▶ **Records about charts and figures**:
%%
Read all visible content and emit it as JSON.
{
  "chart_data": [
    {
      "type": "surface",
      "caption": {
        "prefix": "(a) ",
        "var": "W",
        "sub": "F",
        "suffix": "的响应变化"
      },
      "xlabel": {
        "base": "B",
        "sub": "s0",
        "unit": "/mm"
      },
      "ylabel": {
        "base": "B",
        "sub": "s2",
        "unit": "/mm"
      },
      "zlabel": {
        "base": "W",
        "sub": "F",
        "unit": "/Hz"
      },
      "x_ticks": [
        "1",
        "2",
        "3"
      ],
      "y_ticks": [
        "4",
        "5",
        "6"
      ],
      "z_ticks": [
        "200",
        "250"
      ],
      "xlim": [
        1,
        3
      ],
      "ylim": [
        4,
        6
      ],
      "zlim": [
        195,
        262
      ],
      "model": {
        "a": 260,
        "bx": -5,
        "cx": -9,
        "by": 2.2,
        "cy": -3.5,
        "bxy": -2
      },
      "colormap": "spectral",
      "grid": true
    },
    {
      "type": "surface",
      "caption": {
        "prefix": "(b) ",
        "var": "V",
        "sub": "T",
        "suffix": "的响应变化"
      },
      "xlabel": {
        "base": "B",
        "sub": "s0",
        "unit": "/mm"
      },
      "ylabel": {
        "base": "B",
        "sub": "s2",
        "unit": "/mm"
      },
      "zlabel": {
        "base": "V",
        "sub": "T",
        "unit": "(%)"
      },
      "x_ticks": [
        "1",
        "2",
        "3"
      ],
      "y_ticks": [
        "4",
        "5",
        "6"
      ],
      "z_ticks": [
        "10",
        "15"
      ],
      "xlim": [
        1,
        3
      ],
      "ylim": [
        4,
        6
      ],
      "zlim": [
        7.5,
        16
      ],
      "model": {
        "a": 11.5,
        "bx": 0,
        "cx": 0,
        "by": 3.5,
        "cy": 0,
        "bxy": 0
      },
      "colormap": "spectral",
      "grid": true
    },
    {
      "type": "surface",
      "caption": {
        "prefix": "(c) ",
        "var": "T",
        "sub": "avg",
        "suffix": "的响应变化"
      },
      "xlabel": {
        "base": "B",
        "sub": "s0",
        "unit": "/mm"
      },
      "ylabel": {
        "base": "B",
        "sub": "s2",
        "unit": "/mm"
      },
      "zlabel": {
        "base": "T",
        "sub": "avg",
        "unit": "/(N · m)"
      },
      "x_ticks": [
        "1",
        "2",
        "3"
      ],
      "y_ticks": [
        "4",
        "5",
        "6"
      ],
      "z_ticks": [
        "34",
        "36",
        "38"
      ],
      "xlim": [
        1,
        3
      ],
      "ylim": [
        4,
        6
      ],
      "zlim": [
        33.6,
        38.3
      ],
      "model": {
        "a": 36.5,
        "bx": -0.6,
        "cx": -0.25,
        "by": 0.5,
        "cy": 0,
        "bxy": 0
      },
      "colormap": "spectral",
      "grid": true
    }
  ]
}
%%
▶ **WHAT TO PRODUCE**: Extract each entry in full and write it down exactly.

▶ **EXERCISE OUTPUT**:
Read all visible content and emit it as JSON.
{
  "chart_data": [
    {
      "type": "surface",
      "caption": {
        "prefix": "(a) ",
        "var": "W",
        "sub": "F",
        "suffix": "的响应变化"
      },
      "xlabel": {
        "base": "B",
        "sub": "s0",
        "unit": "/mm"
      },
      "ylabel": {
        "base": "B",
        "sub": "s2",
        "unit": "/mm"
      },
      "zlabel": {
        "base": "W",
        "sub": "F",
        "unit": "/Hz"
      },
      "x_ticks": [
        "1",
        "2",
        "3"
      ],
      "y_ticks": [
        "4",
        "5",
        "6"
      ],
      "z_ticks": [
        "200",
        "250"
      ],
      "xlim": [
        1,
        3
      ],
      "ylim": [
        4,
        6
      ],
      "zlim": [
        195,
        262
      ],
      "model": {
        "a": 260,
        "bx": -5,
        "cx": -9,
        "by": 2.2,
        "cy": -3.5,
        "bxy": -2
      },
      "colormap": "spectral",
      "grid": true
    },
    {
      "type": "surface",
      "caption": {
        "prefix": "(b) ",
        "var": "V",
        "sub": "T",
        "suffix": "的响应变化"
      },
      "xlabel": {
        "base": "B",
        "sub": "s0",
        "unit": "/mm"
      },
      "ylabel": {
        "base": "B",
        "sub": "s2",
        "unit": "/mm"
      },
      "zlabel": {
        "base": "V",
        "sub": "T",
        "unit": "(%)"
      },
      "x_ticks": [
        "1",
        "2",
        "3"
      ],
      "y_ticks": [
        "4",
        "5",
        "6"
      ],
      "z_ticks": [
        "10",
        "15"
      ],
      "xlim": [
        1,
        3
      ],
      "ylim": [
        4,
        6
      ],
      "zlim": [
        7.5,
        16
      ],
      "model": {
        "a": 11.5,
        "bx": 0,
        "cx": 0,
        "by": 3.5,
        "cy": 0,
        "bxy": 0
      },
      "colormap": "spectral",
      "grid": true
    },
    {
      "type": "surface",
      "caption": {
        "prefix": "(c) ",
        "var": "T",
        "sub": "avg",
        "suffix": "的响应变化"
      },
      "xlabel": {
        "base": "B",
        "sub": "s0",
        "unit": "/mm"
      },
      "ylabel": {
        "base": "B",
        "sub": "s2",
        "unit": "/mm"
      },
      "zlabel": {
        "base": "T",
        "sub": "avg",
        "unit": "/(N · m)"
      },
      "x_ticks": [
        "1",
        "2",
        "3"
      ],
      "y_ticks": [
        "4",
        "5",
        "6"
      ],
      "z_ticks": [
        "34",
        "36",
        "38"
      ],
      "xlim": [
        1,
        3
      ],
      "ylim": [
        4,
        6
      ],
      "zlim": [
        33.6,
        38.3
      ],
      "model": {
        "a": 36.5,
        "bx": -0.6,
        "cx": -0.25,
        "by": 0.5,
        "cy": 0,
        "bxy": 0
      },
      "colormap": "spectral",
      "grid": true
    }
  ]
}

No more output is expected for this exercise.